Extracted data entries
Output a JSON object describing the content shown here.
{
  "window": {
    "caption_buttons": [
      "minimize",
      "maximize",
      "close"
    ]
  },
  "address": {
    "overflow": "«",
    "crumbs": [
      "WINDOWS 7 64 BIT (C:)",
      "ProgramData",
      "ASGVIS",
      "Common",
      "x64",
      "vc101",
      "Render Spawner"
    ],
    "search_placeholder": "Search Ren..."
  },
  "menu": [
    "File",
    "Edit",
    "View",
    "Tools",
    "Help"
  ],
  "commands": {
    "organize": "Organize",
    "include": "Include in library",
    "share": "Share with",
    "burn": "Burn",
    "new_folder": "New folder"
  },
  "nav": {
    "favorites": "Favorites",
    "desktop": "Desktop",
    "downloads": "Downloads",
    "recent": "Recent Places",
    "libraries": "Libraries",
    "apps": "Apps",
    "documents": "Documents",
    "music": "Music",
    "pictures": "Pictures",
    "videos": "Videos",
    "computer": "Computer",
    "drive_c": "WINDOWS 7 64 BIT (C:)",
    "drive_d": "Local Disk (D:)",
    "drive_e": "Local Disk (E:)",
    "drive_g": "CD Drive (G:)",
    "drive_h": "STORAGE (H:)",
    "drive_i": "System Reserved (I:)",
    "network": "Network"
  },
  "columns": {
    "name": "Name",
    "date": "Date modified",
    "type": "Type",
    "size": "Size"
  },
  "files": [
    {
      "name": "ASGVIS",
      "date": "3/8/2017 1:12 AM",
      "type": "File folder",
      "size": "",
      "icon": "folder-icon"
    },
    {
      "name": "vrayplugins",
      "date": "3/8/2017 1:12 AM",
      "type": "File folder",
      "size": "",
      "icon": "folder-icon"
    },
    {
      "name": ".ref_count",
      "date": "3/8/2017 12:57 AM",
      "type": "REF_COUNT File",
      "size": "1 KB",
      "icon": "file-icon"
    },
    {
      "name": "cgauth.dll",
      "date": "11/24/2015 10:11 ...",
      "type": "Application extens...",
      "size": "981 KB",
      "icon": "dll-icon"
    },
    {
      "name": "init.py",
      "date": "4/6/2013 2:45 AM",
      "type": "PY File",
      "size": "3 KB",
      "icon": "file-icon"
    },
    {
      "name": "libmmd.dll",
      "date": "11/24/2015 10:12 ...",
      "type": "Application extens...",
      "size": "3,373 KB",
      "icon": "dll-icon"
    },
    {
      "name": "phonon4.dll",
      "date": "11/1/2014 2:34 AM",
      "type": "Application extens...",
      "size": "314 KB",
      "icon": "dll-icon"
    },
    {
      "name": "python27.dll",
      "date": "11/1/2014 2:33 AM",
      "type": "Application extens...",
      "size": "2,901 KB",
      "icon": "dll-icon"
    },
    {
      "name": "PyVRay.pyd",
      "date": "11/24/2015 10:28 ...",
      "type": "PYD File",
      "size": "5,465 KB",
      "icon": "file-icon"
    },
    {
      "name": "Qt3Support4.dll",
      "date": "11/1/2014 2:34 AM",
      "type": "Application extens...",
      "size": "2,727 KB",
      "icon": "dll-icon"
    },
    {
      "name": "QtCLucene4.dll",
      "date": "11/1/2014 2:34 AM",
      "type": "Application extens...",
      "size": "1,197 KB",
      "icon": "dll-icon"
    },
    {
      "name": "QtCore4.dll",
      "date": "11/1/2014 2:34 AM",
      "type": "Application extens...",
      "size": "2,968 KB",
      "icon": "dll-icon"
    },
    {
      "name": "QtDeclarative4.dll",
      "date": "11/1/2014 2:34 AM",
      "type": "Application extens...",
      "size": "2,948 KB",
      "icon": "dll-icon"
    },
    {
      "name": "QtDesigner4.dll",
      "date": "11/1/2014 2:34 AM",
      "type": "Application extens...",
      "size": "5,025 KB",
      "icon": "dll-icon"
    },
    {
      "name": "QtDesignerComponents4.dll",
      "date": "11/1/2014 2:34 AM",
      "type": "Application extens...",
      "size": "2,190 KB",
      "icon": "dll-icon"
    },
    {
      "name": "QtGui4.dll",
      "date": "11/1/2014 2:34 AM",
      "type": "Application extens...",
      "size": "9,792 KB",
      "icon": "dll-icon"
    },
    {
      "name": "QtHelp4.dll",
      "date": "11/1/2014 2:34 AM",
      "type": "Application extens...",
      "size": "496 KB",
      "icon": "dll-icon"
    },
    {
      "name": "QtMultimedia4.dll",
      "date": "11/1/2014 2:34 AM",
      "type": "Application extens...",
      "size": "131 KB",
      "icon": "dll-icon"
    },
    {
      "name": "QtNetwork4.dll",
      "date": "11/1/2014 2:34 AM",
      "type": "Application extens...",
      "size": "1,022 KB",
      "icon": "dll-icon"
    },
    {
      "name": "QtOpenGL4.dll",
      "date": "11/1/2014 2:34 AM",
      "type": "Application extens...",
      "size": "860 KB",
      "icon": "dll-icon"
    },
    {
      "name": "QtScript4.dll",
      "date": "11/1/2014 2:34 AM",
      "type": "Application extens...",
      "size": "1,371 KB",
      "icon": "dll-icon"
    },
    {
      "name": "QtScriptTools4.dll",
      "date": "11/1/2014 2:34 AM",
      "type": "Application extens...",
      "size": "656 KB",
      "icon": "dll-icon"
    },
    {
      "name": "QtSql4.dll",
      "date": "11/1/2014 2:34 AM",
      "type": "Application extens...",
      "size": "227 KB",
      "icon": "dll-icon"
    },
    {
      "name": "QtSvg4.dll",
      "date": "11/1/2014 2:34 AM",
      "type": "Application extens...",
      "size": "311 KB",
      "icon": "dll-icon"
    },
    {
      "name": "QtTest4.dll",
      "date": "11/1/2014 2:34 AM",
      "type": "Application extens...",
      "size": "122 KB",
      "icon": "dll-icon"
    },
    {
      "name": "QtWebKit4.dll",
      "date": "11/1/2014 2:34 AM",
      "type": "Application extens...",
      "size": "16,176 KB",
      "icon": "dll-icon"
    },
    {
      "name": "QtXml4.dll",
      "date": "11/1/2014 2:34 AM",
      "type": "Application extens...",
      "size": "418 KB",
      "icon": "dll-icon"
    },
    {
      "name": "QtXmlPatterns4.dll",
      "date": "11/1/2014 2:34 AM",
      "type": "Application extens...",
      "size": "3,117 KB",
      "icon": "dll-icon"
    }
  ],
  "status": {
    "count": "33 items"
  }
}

*Task directions*.
Work out how many lines of the listing above include the word "WINDOWS". Reply with nothing but the count.

*Solution*.
2